((

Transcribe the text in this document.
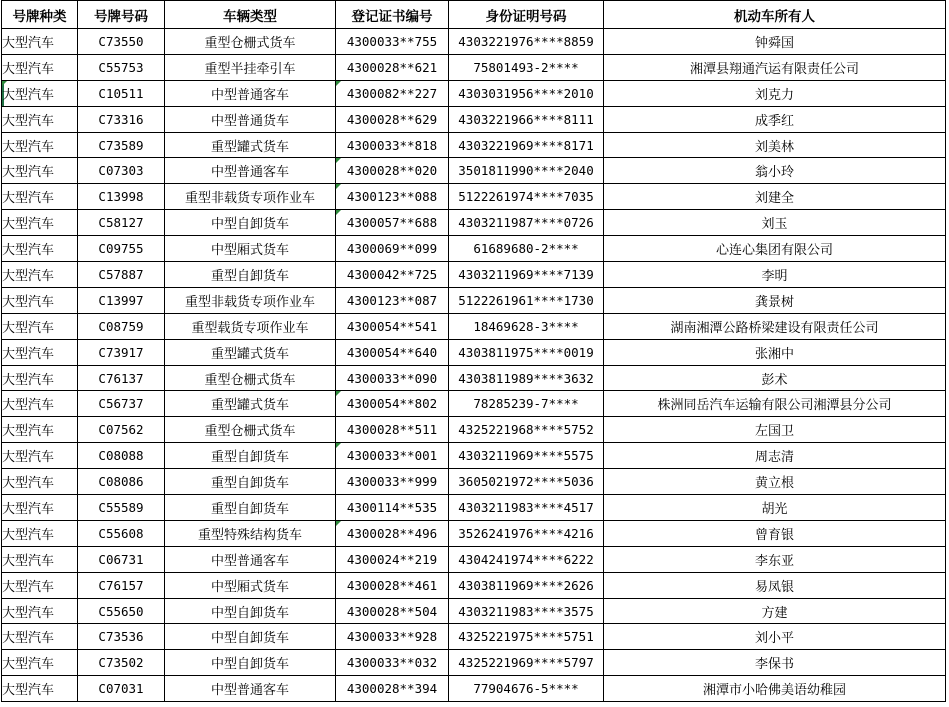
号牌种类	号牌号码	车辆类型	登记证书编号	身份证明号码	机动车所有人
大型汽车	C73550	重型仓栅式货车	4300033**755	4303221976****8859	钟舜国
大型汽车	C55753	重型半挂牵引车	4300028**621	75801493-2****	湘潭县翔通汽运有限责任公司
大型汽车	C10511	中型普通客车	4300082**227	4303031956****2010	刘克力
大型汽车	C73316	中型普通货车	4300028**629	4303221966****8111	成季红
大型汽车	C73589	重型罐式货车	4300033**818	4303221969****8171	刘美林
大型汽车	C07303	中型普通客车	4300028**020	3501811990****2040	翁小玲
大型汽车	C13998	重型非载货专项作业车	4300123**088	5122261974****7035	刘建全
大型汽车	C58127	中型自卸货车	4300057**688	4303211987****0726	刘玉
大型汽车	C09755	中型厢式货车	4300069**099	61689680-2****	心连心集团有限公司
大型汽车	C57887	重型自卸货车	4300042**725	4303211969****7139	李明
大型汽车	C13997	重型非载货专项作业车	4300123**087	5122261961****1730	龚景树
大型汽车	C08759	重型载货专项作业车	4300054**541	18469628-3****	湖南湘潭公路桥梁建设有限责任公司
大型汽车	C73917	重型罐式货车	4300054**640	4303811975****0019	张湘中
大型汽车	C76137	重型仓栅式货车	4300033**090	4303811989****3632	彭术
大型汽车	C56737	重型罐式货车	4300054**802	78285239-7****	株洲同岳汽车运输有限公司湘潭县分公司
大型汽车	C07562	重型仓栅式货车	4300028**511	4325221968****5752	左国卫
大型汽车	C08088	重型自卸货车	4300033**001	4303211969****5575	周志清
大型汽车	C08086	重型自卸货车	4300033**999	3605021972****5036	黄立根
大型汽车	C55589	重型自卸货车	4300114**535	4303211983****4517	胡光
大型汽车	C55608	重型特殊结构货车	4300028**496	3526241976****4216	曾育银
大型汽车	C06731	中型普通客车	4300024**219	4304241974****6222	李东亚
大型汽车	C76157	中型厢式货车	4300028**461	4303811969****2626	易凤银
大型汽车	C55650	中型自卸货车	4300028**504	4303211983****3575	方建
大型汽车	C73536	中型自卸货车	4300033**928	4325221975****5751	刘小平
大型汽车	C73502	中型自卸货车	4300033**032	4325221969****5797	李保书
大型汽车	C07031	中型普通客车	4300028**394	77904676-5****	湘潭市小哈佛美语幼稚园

))
((

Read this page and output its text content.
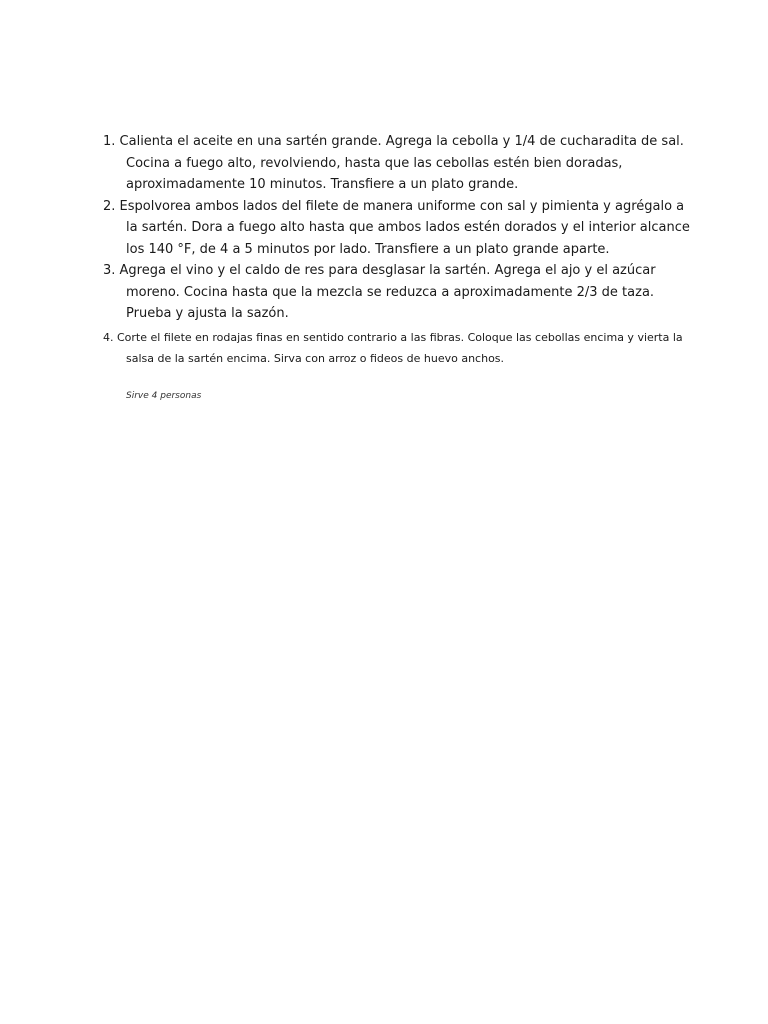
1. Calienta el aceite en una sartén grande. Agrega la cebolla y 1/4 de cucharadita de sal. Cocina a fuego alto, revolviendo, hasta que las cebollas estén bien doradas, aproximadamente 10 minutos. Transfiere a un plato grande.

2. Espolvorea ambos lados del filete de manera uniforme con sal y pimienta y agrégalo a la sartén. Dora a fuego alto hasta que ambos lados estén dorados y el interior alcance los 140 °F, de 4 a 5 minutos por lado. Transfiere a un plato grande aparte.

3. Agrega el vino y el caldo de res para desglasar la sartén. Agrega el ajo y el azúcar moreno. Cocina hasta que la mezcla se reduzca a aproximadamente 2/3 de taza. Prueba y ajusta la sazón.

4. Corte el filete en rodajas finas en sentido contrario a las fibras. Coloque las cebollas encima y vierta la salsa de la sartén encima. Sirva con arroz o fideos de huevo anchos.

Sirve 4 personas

))
((

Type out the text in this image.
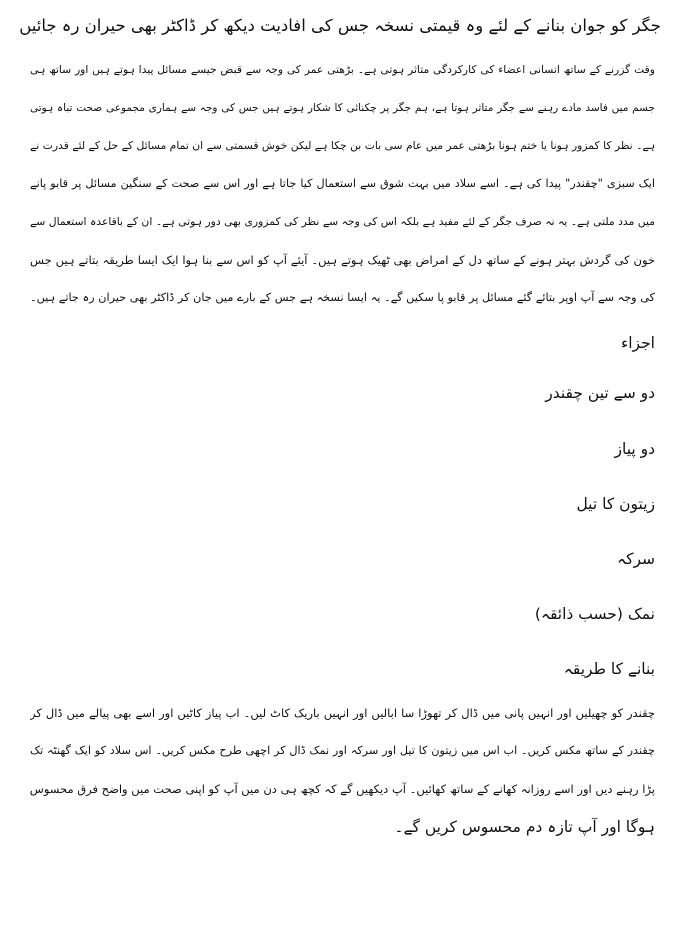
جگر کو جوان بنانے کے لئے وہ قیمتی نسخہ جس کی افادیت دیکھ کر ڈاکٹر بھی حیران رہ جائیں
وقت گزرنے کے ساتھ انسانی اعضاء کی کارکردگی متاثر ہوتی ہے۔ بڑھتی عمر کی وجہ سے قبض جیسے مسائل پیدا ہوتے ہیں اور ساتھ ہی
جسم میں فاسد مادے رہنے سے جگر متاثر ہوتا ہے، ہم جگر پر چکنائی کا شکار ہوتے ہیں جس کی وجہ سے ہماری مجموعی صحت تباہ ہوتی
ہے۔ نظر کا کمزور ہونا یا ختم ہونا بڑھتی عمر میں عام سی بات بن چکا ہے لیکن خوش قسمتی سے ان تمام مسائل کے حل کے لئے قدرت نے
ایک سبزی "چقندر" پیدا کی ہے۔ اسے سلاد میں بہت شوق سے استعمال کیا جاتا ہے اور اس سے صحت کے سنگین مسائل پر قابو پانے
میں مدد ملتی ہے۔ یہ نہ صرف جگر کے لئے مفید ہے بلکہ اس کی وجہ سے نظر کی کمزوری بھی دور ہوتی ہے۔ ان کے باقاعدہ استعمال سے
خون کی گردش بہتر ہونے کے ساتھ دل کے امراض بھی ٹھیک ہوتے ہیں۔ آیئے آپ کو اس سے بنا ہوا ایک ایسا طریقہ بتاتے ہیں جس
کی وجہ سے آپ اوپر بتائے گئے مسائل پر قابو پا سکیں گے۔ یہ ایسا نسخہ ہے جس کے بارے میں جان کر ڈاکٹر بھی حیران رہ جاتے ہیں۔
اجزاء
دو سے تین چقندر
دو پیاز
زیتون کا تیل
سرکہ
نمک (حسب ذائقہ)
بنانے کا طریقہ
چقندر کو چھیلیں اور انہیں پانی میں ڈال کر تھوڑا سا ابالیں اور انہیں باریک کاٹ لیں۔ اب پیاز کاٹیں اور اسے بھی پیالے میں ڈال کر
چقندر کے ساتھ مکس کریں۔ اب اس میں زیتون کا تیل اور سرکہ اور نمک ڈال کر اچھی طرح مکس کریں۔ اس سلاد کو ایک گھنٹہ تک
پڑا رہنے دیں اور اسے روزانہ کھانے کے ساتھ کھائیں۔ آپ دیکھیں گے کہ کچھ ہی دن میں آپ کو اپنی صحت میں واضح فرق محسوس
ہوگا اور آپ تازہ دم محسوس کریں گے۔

))

▶ Instruction
Find the lines above holding the word "中型普通客车" and show them.

▶ Written solution
大型汽车	C10511	中型普通客车	4300082**227	4303031956****2010	刘克力
大型汽车	C07303	中型普通客车	4300028**020	3501811990****2040	翁小玲
大型汽车	C06731	中型普通客车	4300024**219	4304241974****6222	李东亚
大型汽车	C07031	中型普通客车	4300028**394	77904676-5****	湘潭市小哈佛美语幼稚园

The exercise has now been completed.